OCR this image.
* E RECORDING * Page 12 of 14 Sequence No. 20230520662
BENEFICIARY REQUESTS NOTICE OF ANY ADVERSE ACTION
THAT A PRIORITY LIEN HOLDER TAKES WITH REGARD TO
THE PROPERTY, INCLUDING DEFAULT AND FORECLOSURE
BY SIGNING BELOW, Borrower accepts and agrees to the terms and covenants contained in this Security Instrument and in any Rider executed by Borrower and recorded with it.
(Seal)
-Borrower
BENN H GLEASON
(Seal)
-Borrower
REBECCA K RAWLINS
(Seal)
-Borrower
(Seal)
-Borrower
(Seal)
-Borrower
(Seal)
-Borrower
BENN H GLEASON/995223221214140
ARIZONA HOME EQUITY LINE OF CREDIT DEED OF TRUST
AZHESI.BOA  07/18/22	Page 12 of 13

EXERCISE DESCRIPTION:
Reproduce every line of the material above exactly.

WRITTEN SOLUTION:
OCR this image.
* E RECORDING * Page 12 of 14 Sequence No. 20230520662
BENEFICIARY REQUESTS NOTICE OF ANY ADVERSE ACTION
THAT A PRIORITY LIEN HOLDER TAKES WITH REGARD TO
THE PROPERTY, INCLUDING DEFAULT AND FORECLOSURE
BY SIGNING BELOW, Borrower accepts and agrees to the terms and covenants contained in this Security Instrument and in any Rider executed by Borrower and recorded with it.
(Seal)
-Borrower
BENN H GLEASON
(Seal)
-Borrower
REBECCA K RAWLINS
(Seal)
-Borrower
(Seal)
-Borrower
(Seal)
-Borrower
(Seal)
-Borrower
BENN H GLEASON/995223221214140
ARIZONA HOME EQUITY LINE OF CREDIT DEED OF TRUST
AZHESI.BOA  07/18/22	Page 12 of 13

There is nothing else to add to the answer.